| WHAT YOU HAVE TO DO |
The entries below should be quoted exactly, with no pictures carried over.
<<<<
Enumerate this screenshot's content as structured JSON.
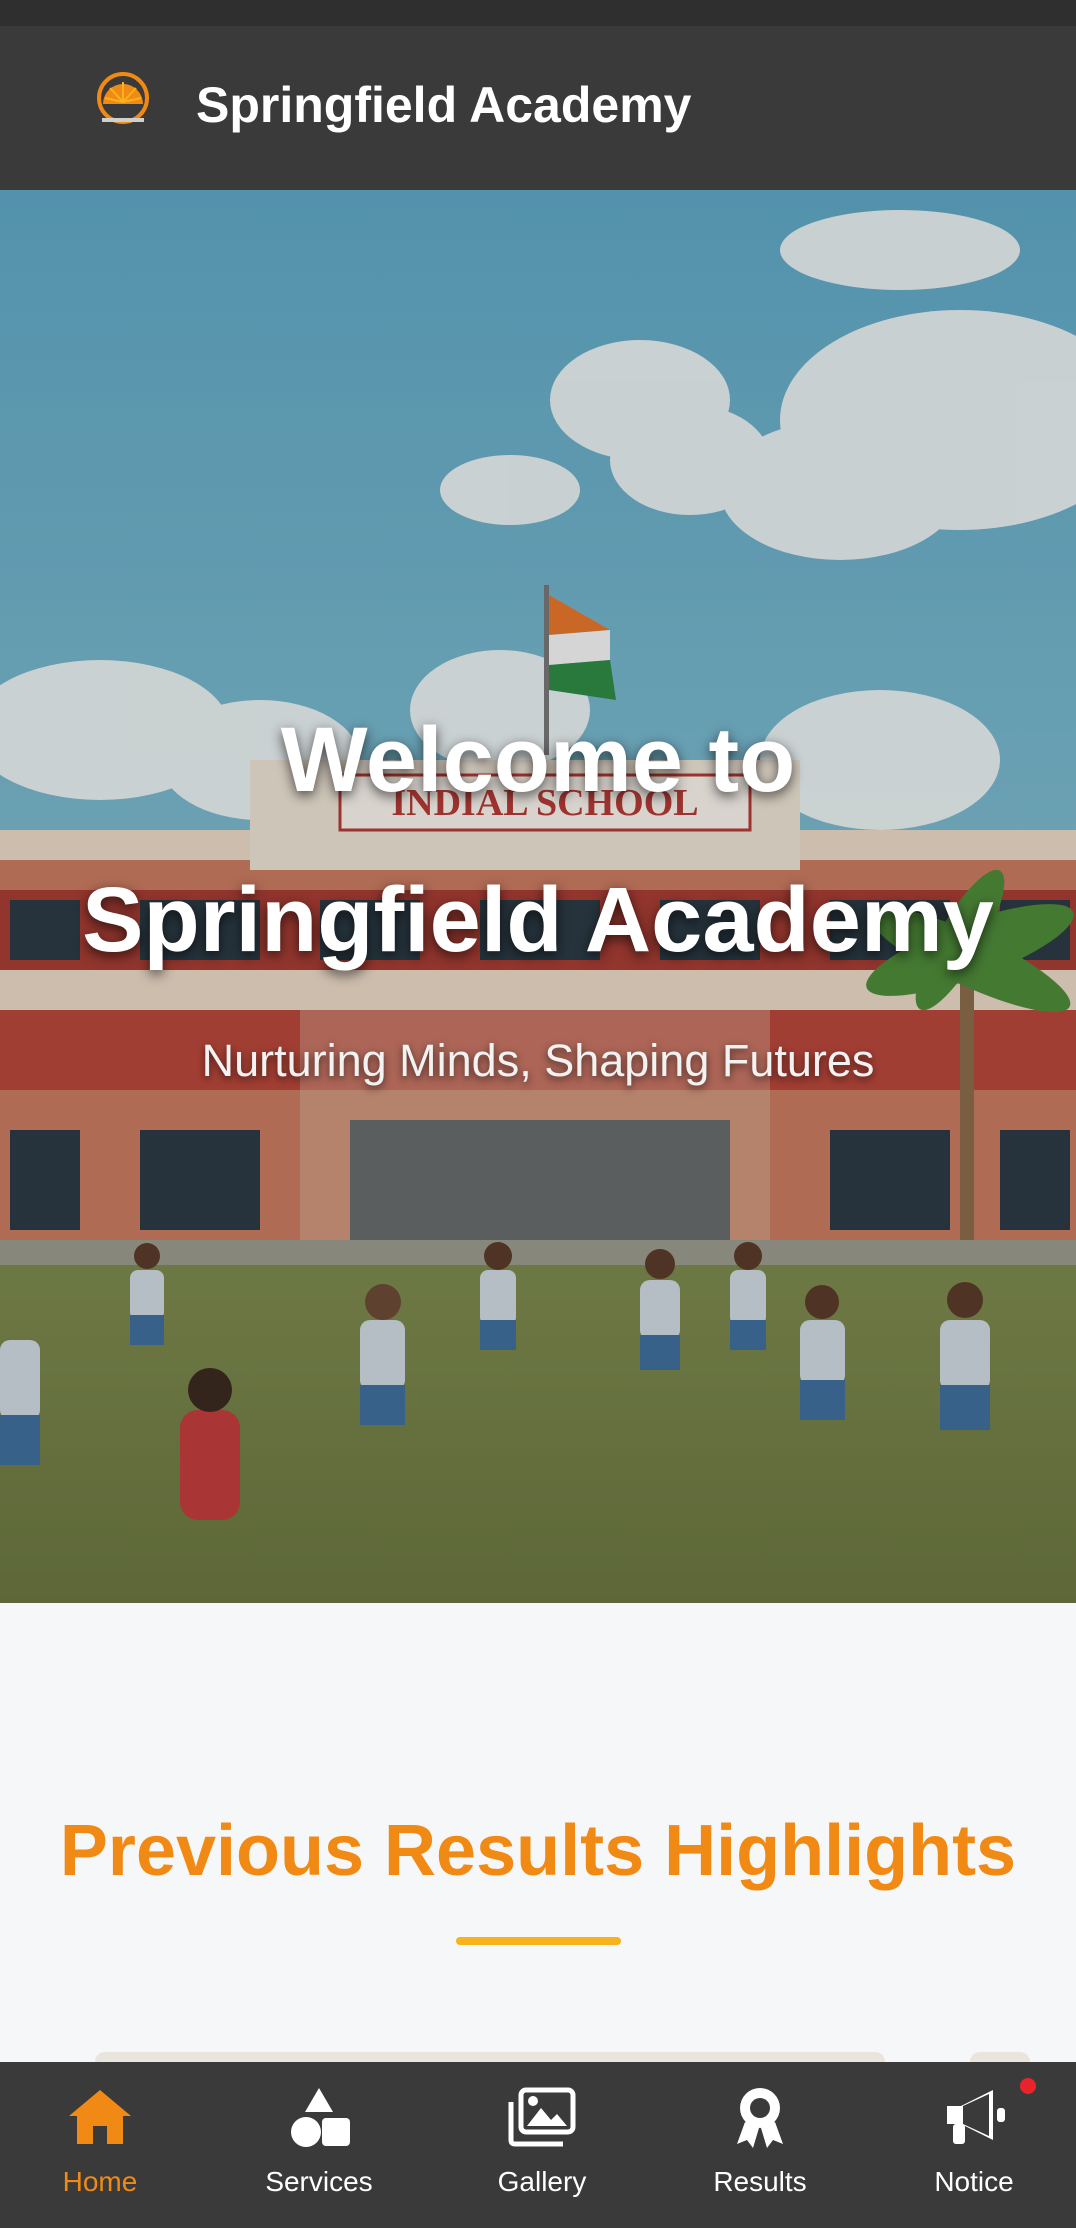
{
  "header": {
    "title": "Springfield Academy",
    "logo_icon": "sunburst-logo-icon"
  },
  "hero": {
    "title_line1": "Welcome to",
    "title_line2": "Springfield Academy",
    "subtitle": "Nurturing Minds, Shaping Futures",
    "school_sign": "INDIAL SCHOOL"
  },
  "section": {
    "title": "Previous Results Highlights"
  },
  "bottom_nav": {
    "items": [
      {
        "label": "Home",
        "icon": "home-icon",
        "active": true
      },
      {
        "label": "Services",
        "icon": "shapes-icon",
        "active": false
      },
      {
        "label": "Gallery",
        "icon": "images-icon",
        "active": false
      },
      {
        "label": "Results",
        "icon": "award-icon",
        "active": false
      },
      {
        "label": "Notice",
        "icon": "megaphone-icon",
        "active": false,
        "badge": true
      }
    ]
  },
  "colors": {
    "accent": "#f08a14",
    "underline": "#f7b21e",
    "header_bg": "#3a3a3a",
    "badge": "#e8232a"
  }
}
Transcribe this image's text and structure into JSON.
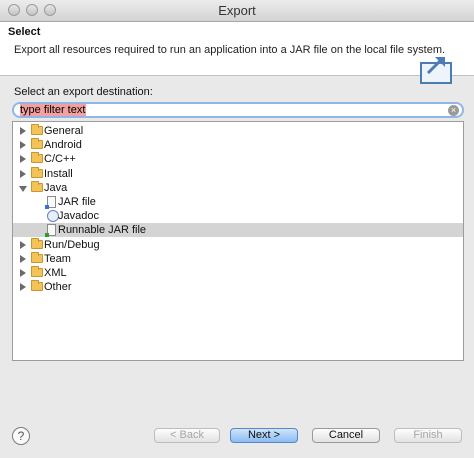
{
  "window": {
    "title": "Export"
  },
  "header": {
    "title": "Select",
    "description": "Export all resources required to run an application into a JAR file on the local file system."
  },
  "destination_label": "Select an export destination:",
  "filter": {
    "value": "type filter text",
    "clear_icon": "×"
  },
  "tree": {
    "items": [
      {
        "label": "General",
        "kind": "folder",
        "expanded": false,
        "level": 0
      },
      {
        "label": "Android",
        "kind": "folder",
        "expanded": false,
        "level": 0
      },
      {
        "label": "C/C++",
        "kind": "folder",
        "expanded": false,
        "level": 0
      },
      {
        "label": "Install",
        "kind": "folder",
        "expanded": false,
        "level": 0
      },
      {
        "label": "Java",
        "kind": "folder",
        "expanded": true,
        "level": 0
      },
      {
        "label": "JAR file",
        "kind": "jar",
        "level": 1
      },
      {
        "label": "Javadoc",
        "kind": "javadoc",
        "level": 1
      },
      {
        "label": "Runnable JAR file",
        "kind": "runnable-jar",
        "level": 1,
        "selected": true
      },
      {
        "label": "Run/Debug",
        "kind": "folder",
        "expanded": false,
        "level": 0
      },
      {
        "label": "Team",
        "kind": "folder",
        "expanded": false,
        "level": 0
      },
      {
        "label": "XML",
        "kind": "folder",
        "expanded": false,
        "level": 0
      },
      {
        "label": "Other",
        "kind": "folder",
        "expanded": false,
        "level": 0
      }
    ]
  },
  "footer": {
    "help": "?",
    "back": "< Back",
    "next": "Next >",
    "cancel": "Cancel",
    "finish": "Finish"
  },
  "colors": {
    "default_button": "#8bbcf3",
    "selection": "#d4d4d4",
    "filter_highlight": "#f3a0a0"
  }
}
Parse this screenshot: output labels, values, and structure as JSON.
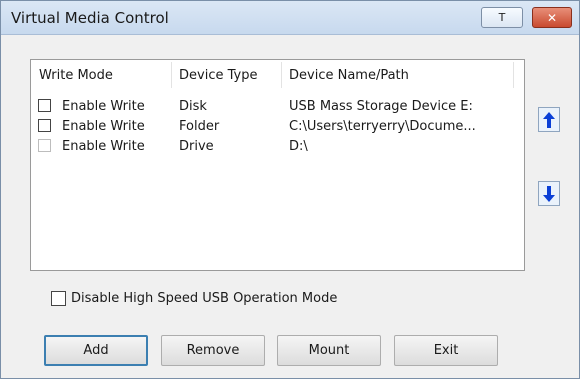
{
  "window": {
    "title": "Virtual Media Control",
    "pin_glyph": "T",
    "close_glyph": "✕"
  },
  "list": {
    "columns": [
      "Write Mode",
      "Device Type",
      "Device Name/Path"
    ],
    "rows": [
      {
        "write": "Enable Write",
        "type": "Disk",
        "name": "USB Mass Storage Device E:",
        "checked": false,
        "enabled": true
      },
      {
        "write": "Enable Write",
        "type": "Folder",
        "name": "C:\\Users\\terryerry\\Docume...",
        "checked": false,
        "enabled": true
      },
      {
        "write": "Enable Write",
        "type": "Drive",
        "name": "D:\\",
        "checked": false,
        "enabled": false
      }
    ]
  },
  "side": {
    "up_icon": "arrow-up-icon",
    "down_icon": "arrow-down-icon",
    "arrow_color": "#0a3fd6"
  },
  "options": {
    "high_speed_label": "Disable High Speed USB Operation Mode",
    "high_speed_checked": false
  },
  "buttons": {
    "add": "Add",
    "remove": "Remove",
    "mount": "Mount",
    "exit": "Exit"
  }
}
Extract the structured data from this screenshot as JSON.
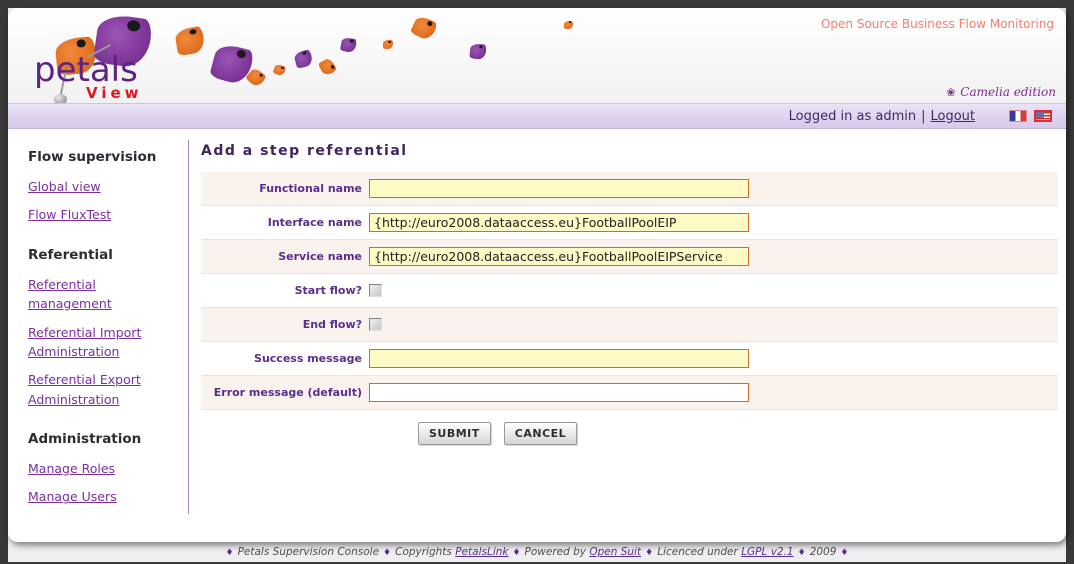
{
  "colors": {
    "brand_purple": "#6d2387",
    "brand_orange": "#d95f10",
    "logo_red": "#e01622",
    "tagline_salmon": "#ef8073",
    "link_purple": "#7b2f9e",
    "label_purple": "#5c2d91",
    "input_yellow": "#fdfac5",
    "input_border_orange": "#cd6d28",
    "userbar_lavender": "#d6c9e9"
  },
  "header": {
    "logo_text": "petals",
    "logo_subtext": "View",
    "tagline": "Open Source Business Flow Monitoring",
    "edition_icon": "❀",
    "edition": "Camelia edition"
  },
  "userbar": {
    "logged_in_text": "Logged in as admin",
    "separator": "|",
    "logout_label": "Logout",
    "flags": [
      "french-flag",
      "us-flag"
    ]
  },
  "sidebar": {
    "sections": [
      {
        "title": "Flow supervision",
        "links": [
          "Global view",
          "Flow FluxTest"
        ]
      },
      {
        "title": "Referential",
        "links": [
          "Referential management",
          "Referential Import Administration",
          "Referential Export Administration"
        ]
      },
      {
        "title": "Administration",
        "links": [
          "Manage Roles",
          "Manage Users"
        ]
      }
    ]
  },
  "main": {
    "title": "Add a step referential",
    "fields": [
      {
        "label": "Functional name",
        "type": "text",
        "value": ""
      },
      {
        "label": "Interface name",
        "type": "text",
        "value": "{http://euro2008.dataaccess.eu}FootballPoolEIP"
      },
      {
        "label": "Service name",
        "type": "text",
        "value": "{http://euro2008.dataaccess.eu}FootballPoolEIPService"
      },
      {
        "label": "Start flow?",
        "type": "checkbox",
        "checked": false
      },
      {
        "label": "End flow?",
        "type": "checkbox",
        "checked": false
      },
      {
        "label": "Success message",
        "type": "text",
        "value": ""
      },
      {
        "label": "Error message (default)",
        "type": "text",
        "value": ""
      }
    ],
    "submit_label": "SUBMIT",
    "cancel_label": "CANCEL"
  },
  "footer": {
    "diamond": "♦",
    "text1": "Petals Supervision Console",
    "text2": "Copyrights",
    "link1": "PetalsLink",
    "text3": "Powered by",
    "link2": "Open Suit",
    "text4": "Licenced under",
    "link3": "LGPL v2.1",
    "text5": "2009"
  }
}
>>>>
| THE OUTPUT |
Enumerate this screenshot's content as structured JSON.
{
  "header": {
    "title": "Springfield Academy",
    "logo_icon": "sunburst-logo-icon"
  },
  "hero": {
    "title_line1": "Welcome to",
    "title_line2": "Springfield Academy",
    "subtitle": "Nurturing Minds, Shaping Futures",
    "school_sign": "INDIAL SCHOOL"
  },
  "section": {
    "title": "Previous Results Highlights"
  },
  "bottom_nav": {
    "items": [
      {
        "label": "Home",
        "icon": "home-icon",
        "active": true
      },
      {
        "label": "Services",
        "icon": "shapes-icon",
        "active": false
      },
      {
        "label": "Gallery",
        "icon": "images-icon",
        "active": false
      },
      {
        "label": "Results",
        "icon": "award-icon",
        "active": false
      },
      {
        "label": "Notice",
        "icon": "megaphone-icon",
        "active": false,
        "badge": true
      }
    ]
  },
  "colors": {
    "accent": "#f08a14",
    "underline": "#f7b21e",
    "header_bg": "#3a3a3a",
    "badge": "#e8232a"
  }
}
Transcribe this image's text and structure into JSON.
{
  "window": {
    "title": "Export"
  },
  "header": {
    "title": "Select",
    "description": "Export all resources required to run an application into a JAR file on the local file system."
  },
  "destination_label": "Select an export destination:",
  "filter": {
    "value": "type filter text",
    "clear_icon": "×"
  },
  "tree": {
    "items": [
      {
        "label": "General",
        "kind": "folder",
        "expanded": false,
        "level": 0
      },
      {
        "label": "Android",
        "kind": "folder",
        "expanded": false,
        "level": 0
      },
      {
        "label": "C/C++",
        "kind": "folder",
        "expanded": false,
        "level": 0
      },
      {
        "label": "Install",
        "kind": "folder",
        "expanded": false,
        "level": 0
      },
      {
        "label": "Java",
        "kind": "folder",
        "expanded": true,
        "level": 0
      },
      {
        "label": "JAR file",
        "kind": "jar",
        "level": 1
      },
      {
        "label": "Javadoc",
        "kind": "javadoc",
        "level": 1
      },
      {
        "label": "Runnable JAR file",
        "kind": "runnable-jar",
        "level": 1,
        "selected": true
      },
      {
        "label": "Run/Debug",
        "kind": "folder",
        "expanded": false,
        "level": 0
      },
      {
        "label": "Team",
        "kind": "folder",
        "expanded": false,
        "level": 0
      },
      {
        "label": "XML",
        "kind": "folder",
        "expanded": false,
        "level": 0
      },
      {
        "label": "Other",
        "kind": "folder",
        "expanded": false,
        "level": 0
      }
    ]
  },
  "footer": {
    "help": "?",
    "back": "< Back",
    "next": "Next >",
    "cancel": "Cancel",
    "finish": "Finish"
  },
  "colors": {
    "default_button": "#8bbcf3",
    "selection": "#d4d4d4",
    "filter_highlight": "#f3a0a0"
  }
}
Parse this screenshot: output labels, values, and structure as JSON.
{
  "window": {
    "title": "Virtual Media Control",
    "pin_glyph": "T",
    "close_glyph": "✕"
  },
  "list": {
    "columns": [
      "Write Mode",
      "Device Type",
      "Device Name/Path"
    ],
    "rows": [
      {
        "write": "Enable Write",
        "type": "Disk",
        "name": "USB Mass Storage Device E:",
        "checked": false,
        "enabled": true
      },
      {
        "write": "Enable Write",
        "type": "Folder",
        "name": "C:\\Users\\terryerry\\Docume...",
        "checked": false,
        "enabled": true
      },
      {
        "write": "Enable Write",
        "type": "Drive",
        "name": "D:\\",
        "checked": false,
        "enabled": false
      }
    ]
  },
  "side": {
    "up_icon": "arrow-up-icon",
    "down_icon": "arrow-down-icon",
    "arrow_color": "#0a3fd6"
  },
  "options": {
    "high_speed_label": "Disable High Speed USB Operation Mode",
    "high_speed_checked": false
  },
  "buttons": {
    "add": "Add",
    "remove": "Remove",
    "mount": "Mount",
    "exit": "Exit"
  }
}
Extract the structured data from this screenshot as JSON.
{
  "colors": {
    "brand_purple": "#6d2387",
    "brand_orange": "#d95f10",
    "logo_red": "#e01622",
    "tagline_salmon": "#ef8073",
    "link_purple": "#7b2f9e",
    "label_purple": "#5c2d91",
    "input_yellow": "#fdfac5",
    "input_border_orange": "#cd6d28",
    "userbar_lavender": "#d6c9e9"
  },
  "header": {
    "logo_text": "petals",
    "logo_subtext": "View",
    "tagline": "Open Source Business Flow Monitoring",
    "edition_icon": "❀",
    "edition": "Camelia edition"
  },
  "userbar": {
    "logged_in_text": "Logged in as admin",
    "separator": "|",
    "logout_label": "Logout",
    "flags": [
      "french-flag",
      "us-flag"
    ]
  },
  "sidebar": {
    "sections": [
      {
        "title": "Flow supervision",
        "links": [
          "Global view",
          "Flow FluxTest"
        ]
      },
      {
        "title": "Referential",
        "links": [
          "Referential management",
          "Referential Import Administration",
          "Referential Export Administration"
        ]
      },
      {
        "title": "Administration",
        "links": [
          "Manage Roles",
          "Manage Users"
        ]
      }
    ]
  },
  "main": {
    "title": "Add a step referential",
    "fields": [
      {
        "label": "Functional name",
        "type": "text",
        "value": ""
      },
      {
        "label": "Interface name",
        "type": "text",
        "value": "{http://euro2008.dataaccess.eu}FootballPoolEIP"
      },
      {
        "label": "Service name",
        "type": "text",
        "value": "{http://euro2008.dataaccess.eu}FootballPoolEIPService"
      },
      {
        "label": "Start flow?",
        "type": "checkbox",
        "checked": false
      },
      {
        "label": "End flow?",
        "type": "checkbox",
        "checked": false
      },
      {
        "label": "Success message",
        "type": "text",
        "value": ""
      },
      {
        "label": "Error message (default)",
        "type": "text",
        "value": ""
      }
    ],
    "submit_label": "SUBMIT",
    "cancel_label": "CANCEL"
  },
  "footer": {
    "diamond": "♦",
    "text1": "Petals Supervision Console",
    "text2": "Copyrights",
    "link1": "PetalsLink",
    "text3": "Powered by",
    "link2": "Open Suit",
    "text4": "Licenced under",
    "link3": "LGPL v2.1",
    "text5": "2009"
  }
}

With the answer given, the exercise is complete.